═════ Supplied records ═════
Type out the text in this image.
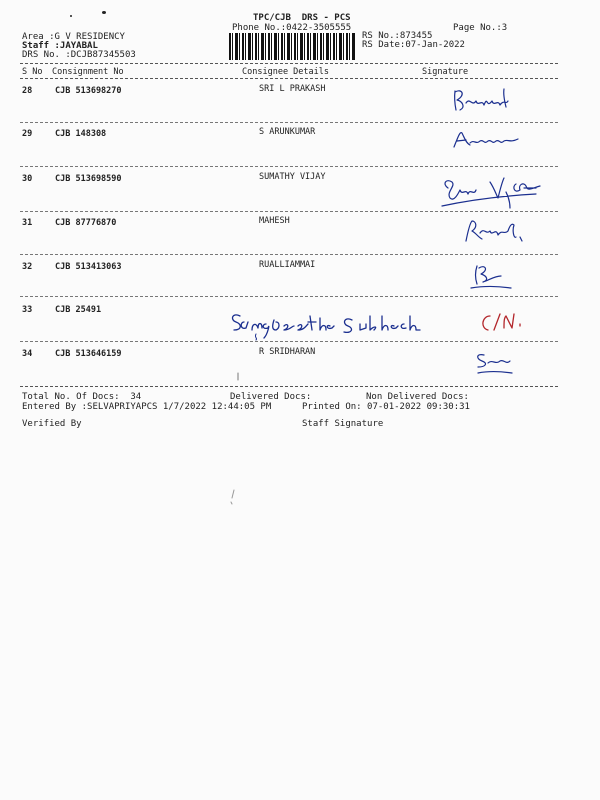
TPC/CJB  DRS - PCS
Phone No.:0422-3505555	Page No.:3
Area :G V RESIDENCY
Staff :JAYABAL
DRS No. :DCJB87345503
RS No.:873455
RS Date:07-Jan-2022
S No Consignment No	Consignee Details	Signature
28	CJB 513698270	SRI L PRAKASH
29	CJB 148308	S ARUNKUMAR
30	CJB 513698590	SUMATHY VIJAY
31	CJB 87776870	MAHESH
32	CJB 513413063	RUALLIAMMAI
33	CJB 25491
34	CJB 513646159	R SRIDHARAN
Total No. Of Docs:  34	Delivered Docs:	Non Delivered Docs:
Entered By :SELVAPRIYAPCS 1/7/2022 12:44:05 PM	Printed On: 07-01-2022 09:30:31
Verified By	Staff Signature
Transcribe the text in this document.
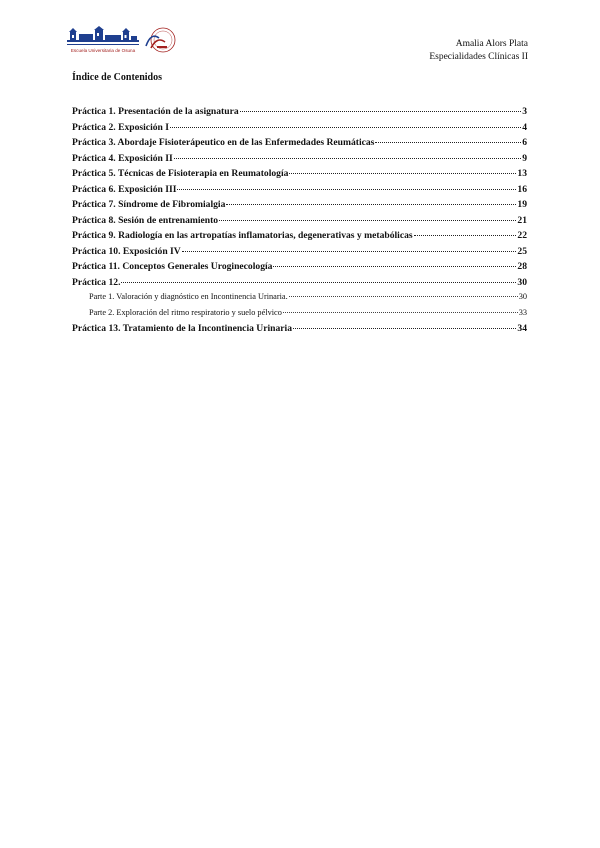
Escuela Universitaria de Osuna
Amalia Alors Plata
Especialidades Clínicas II
Índice de Contenidos
Práctica 1. Presentación de la asignatura	3
Práctica 2. Exposición I	4
Práctica 3. Abordaje Fisioterápeutico en de las Enfermedades Reumáticas	6
Práctica 4. Exposición II	9
Práctica 5. Técnicas de Fisioterapia en Reumatología	13
Práctica 6. Exposición III	16
Práctica 7. Síndrome de Fibromialgia	19
Práctica 8. Sesión de entrenamiento	21
Práctica 9. Radiología en las artropatías inflamatorias, degenerativas y metabólicas	22
Práctica 10. Exposición IV	25
Práctica 11. Conceptos Generales Uroginecología	28
Práctica 12.	30
Parte 1. Valoración y diagnóstico en Incontinencia Urinaria.	30
Parte 2. Exploración del ritmo respiratorio y suelo pélvico	33
Práctica 13. Tratamiento de la Incontinencia Urinaria	34
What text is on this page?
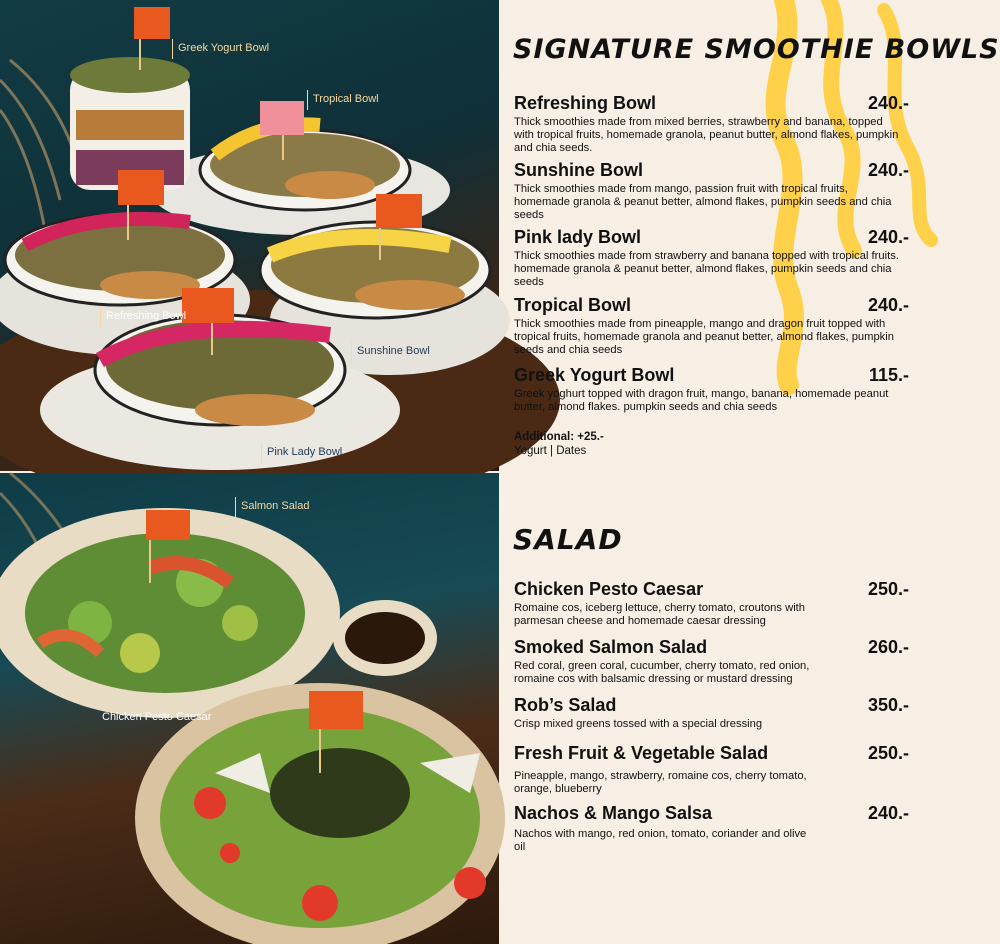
Greek Yogurt Bowl
Tropical Bowl
Refreshing Bowl
Sunshine Bowl
Pink Lady Bowl
Salmon Salad
Chicken Pesto Caesar
SIGNATURE SMOOTHIE BOWLS
Refreshing Bowl	240.-
Thick smoothies made from mixed berries, strawberry and banana, topped with tropical fruits, homemade granola, peanut butter, almond flakes, pumpkin and chia seeds.
Sunshine Bowl	240.-
Thick smoothies made from mango, passion fruit with tropical fruits, homemade granola & peanut better, almond flakes, pumpkin seeds and chia seeds
Pink lady Bowl	240.-
Thick smoothies made from strawberry and banana topped with tropical fruits. homemade granola & peanut better, almond flakes, pumpkin seeds and chia seeds
Tropical Bowl	240.-
Thick smoothies made from pineapple, mango and dragon fruit topped with tropical fruits, homemade granola and peanut better, almond flakes, pumpkin seeds and chia seeds
Greek Yogurt Bowl	115.-
Greek yoghurt topped with dragon fruit, mango, banana, homemade peanut butter, almond flakes. pumpkin seeds and chia seeds
Additional: +25.-
Yogurt | Dates
SALAD
Chicken Pesto Caesar	250.-
Romaine cos, iceberg lettuce, cherry tomato, croutons with parmesan cheese and homemade caesar dressing
Smoked Salmon Salad	260.-
Red coral, green coral, cucumber, cherry tomato, red onion, romaine cos with balsamic dressing or mustard dressing
Rob’s Salad	350.-
Crisp mixed greens tossed with a special dressing
Fresh Fruit & Vegetable Salad	250.-
Pineapple, mango, strawberry, romaine cos, cherry tomato, orange, blueberry
Nachos & Mango Salsa	240.-
Nachos with mango, red onion, tomato, coriander and olive oil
═════
Repeat every record precisely. Any picture among them stays out of the copy.

Type out the text in this image.
TPC/CJB  DRS - PCS
Phone No.:0422-3505555	Page No.:3
Area :G V RESIDENCY
Staff :JAYABAL
DRS No. :DCJB87345503
RS No.:873455
RS Date:07-Jan-2022
S No Consignment No	Consignee Details	Signature
28	CJB 513698270	SRI L PRAKASH
29	CJB 148308	S ARUNKUMAR
30	CJB 513698590	SUMATHY VIJAY
31	CJB 87776870	MAHESH
32	CJB 513413063	RUALLIAMMAI
33	CJB 25491
34	CJB 513646159	R SRIDHARAN
Total No. Of Docs:  34	Delivered Docs:	Non Delivered Docs:
Entered By :SELVAPRIYAPCS 1/7/2022 12:44:05 PM	Printed On: 07-01-2022 09:30:31
Verified By	Staff Signature
Transcribe the text in this document.
Escuela Universitaria de Osuna
Amalia Alors Plata
Especialidades Clínicas II
Índice de Contenidos
Práctica 1. Presentación de la asignatura	3
Práctica 2. Exposición I	4
Práctica 3. Abordaje Fisioterápeutico en de las Enfermedades Reumáticas	6
Práctica 4. Exposición II	9
Práctica 5. Técnicas de Fisioterapia en Reumatología	13
Práctica 6. Exposición III	16
Práctica 7. Síndrome de Fibromialgia	19
Práctica 8. Sesión de entrenamiento	21
Práctica 9. Radiología en las artropatías inflamatorias, degenerativas y metabólicas	22
Práctica 10. Exposición IV	25
Práctica 11. Conceptos Generales Uroginecología	28
Práctica 12.	30
Parte 1. Valoración y diagnóstico en Incontinencia Urinaria.	30
Parte 2. Exploración del ritmo respiratorio y suelo pélvico	33
Práctica 13. Tratamiento de la Incontinencia Urinaria	34
What text is on this page?
Greek Yogurt Bowl
Tropical Bowl
Refreshing Bowl
Sunshine Bowl
Pink Lady Bowl
Salmon Salad
Chicken Pesto Caesar
SIGNATURE SMOOTHIE BOWLS
Refreshing Bowl	240.-
Thick smoothies made from mixed berries, strawberry and banana, topped with tropical fruits, homemade granola, peanut butter, almond flakes, pumpkin and chia seeds.
Sunshine Bowl	240.-
Thick smoothies made from mango, passion fruit with tropical fruits, homemade granola & peanut better, almond flakes, pumpkin seeds and chia seeds
Pink lady Bowl	240.-
Thick smoothies made from strawberry and banana topped with tropical fruits. homemade granola & peanut better, almond flakes, pumpkin seeds and chia seeds
Tropical Bowl	240.-
Thick smoothies made from pineapple, mango and dragon fruit topped with tropical fruits, homemade granola and peanut better, almond flakes, pumpkin seeds and chia seeds
Greek Yogurt Bowl	115.-
Greek yoghurt topped with dragon fruit, mango, banana, homemade peanut butter, almond flakes. pumpkin seeds and chia seeds
Additional: +25.-
Yogurt | Dates
SALAD
Chicken Pesto Caesar	250.-
Romaine cos, iceberg lettuce, cherry tomato, croutons with parmesan cheese and homemade caesar dressing
Smoked Salmon Salad	260.-
Red coral, green coral, cucumber, cherry tomato, red onion, romaine cos with balsamic dressing or mustard dressing
Rob’s Salad	350.-
Crisp mixed greens tossed with a special dressing
Fresh Fruit & Vegetable Salad	250.-
Pineapple, mango, strawberry, romaine cos, cherry tomato, orange, blueberry
Nachos & Mango Salsa	240.-
Nachos with mango, red onion, tomato, coriander and olive oil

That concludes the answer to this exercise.